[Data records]
START
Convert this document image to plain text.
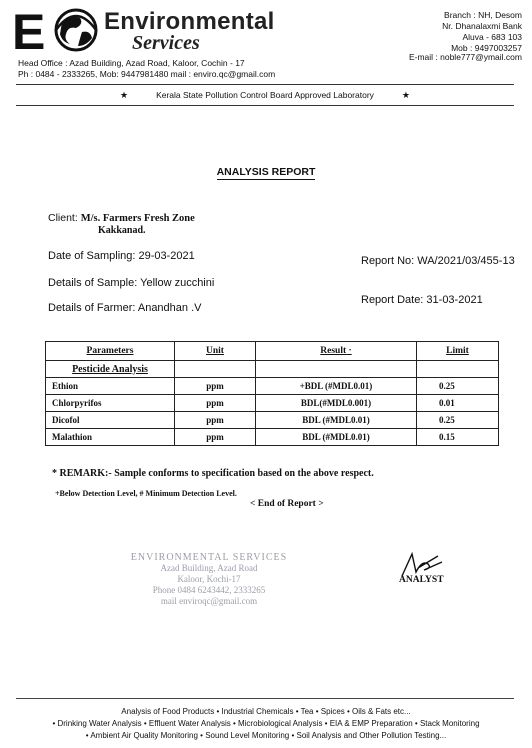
E Environmental
Services
Branch : NH, Desom
Nr. Dhanalaxmi Bank
Aluva - 683 103
Mob : 9497003257
E-mail : noble777@ymail.com
Head Office : Azad Building, Azad Road, Kaloor, Cochin - 17
Ph : 0484 - 2333265, Mob: 9447981480 mail : enviro.qc@gmail.com
★	Kerala State Pollution Control Board Approved Laboratory	★
ANALYSIS REPORT
Client: M/s. Farmers Fresh Zone
Kakkanad.
Date of Sampling: 29-03-2021
Details of Sample: Yellow zucchini
Details of Farmer: Anandhan .V
Report No: WA/2021/03/455-13
Report Date: 31-03-2021
Parameters	Unit	Result ·	Limit
Pesticide Analysis			
Ethion	ppm	+BDL (#MDL0.01)	0.25
Chlorpyrifos	ppm	BDL(#MDL0.001)	0.01
Dicofol	ppm	BDL (#MDL0.01)	0.25
Malathion	ppm	BDL (#MDL0.01)	0.15
* REMARK:- Sample conforms to specification based on the above respect.
+Below Detection Level, # Minimum Detection Level.
< End of Report >
ENVIRONMENTAL SERVICES
Azad Building, Azad Road
Kaloor, Kochi-17
Phone 0484 6243442, 2333265
mail enviroqc@gmail.com
ANALYST
Analysis of Food Products • Industrial Chemicals • Tea • Spices • Oils & Fats etc...
• Drinking Water Analysis • Effluent Water Analysis • Microbiological Analysis • EIA & EMP Preparation • Stack Monitoring
• Ambient Air Quality Monitoring • Sound Level Monitoring • Soil Analysis and Other Pollution Testing...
END
*Task to carry out*:
Will you restate every entry word for word and omit the images?

*Correct response*:
Convert this document image to plain text.
E Environmental
Services
Branch : NH, Desom
Nr. Dhanalaxmi Bank
Aluva - 683 103
Mob : 9497003257
E-mail : noble777@ymail.com
Head Office : Azad Building, Azad Road, Kaloor, Cochin - 17
Ph : 0484 - 2333265, Mob: 9447981480 mail : enviro.qc@gmail.com
★	Kerala State Pollution Control Board Approved Laboratory	★
ANALYSIS REPORT
Client: M/s. Farmers Fresh Zone
Kakkanad.
Date of Sampling: 29-03-2021
Details of Sample: Yellow zucchini
Details of Farmer: Anandhan .V
Report No: WA/2021/03/455-13
Report Date: 31-03-2021
Parameters	Unit	Result ·	Limit
Pesticide Analysis			
Ethion	ppm	+BDL (#MDL0.01)	0.25
Chlorpyrifos	ppm	BDL(#MDL0.001)	0.01
Dicofol	ppm	BDL (#MDL0.01)	0.25
Malathion	ppm	BDL (#MDL0.01)	0.15
* REMARK:- Sample conforms to specification based on the above respect.
+Below Detection Level, # Minimum Detection Level.
< End of Report >
ENVIRONMENTAL SERVICES
Azad Building, Azad Road
Kaloor, Kochi-17
Phone 0484 6243442, 2333265
mail enviroqc@gmail.com
ANALYST
Analysis of Food Products • Industrial Chemicals • Tea • Spices • Oils & Fats etc...
• Drinking Water Analysis • Effluent Water Analysis • Microbiological Analysis • EIA & EMP Preparation • Stack Monitoring
• Ambient Air Quality Monitoring • Sound Level Monitoring • Soil Analysis and Other Pollution Testing...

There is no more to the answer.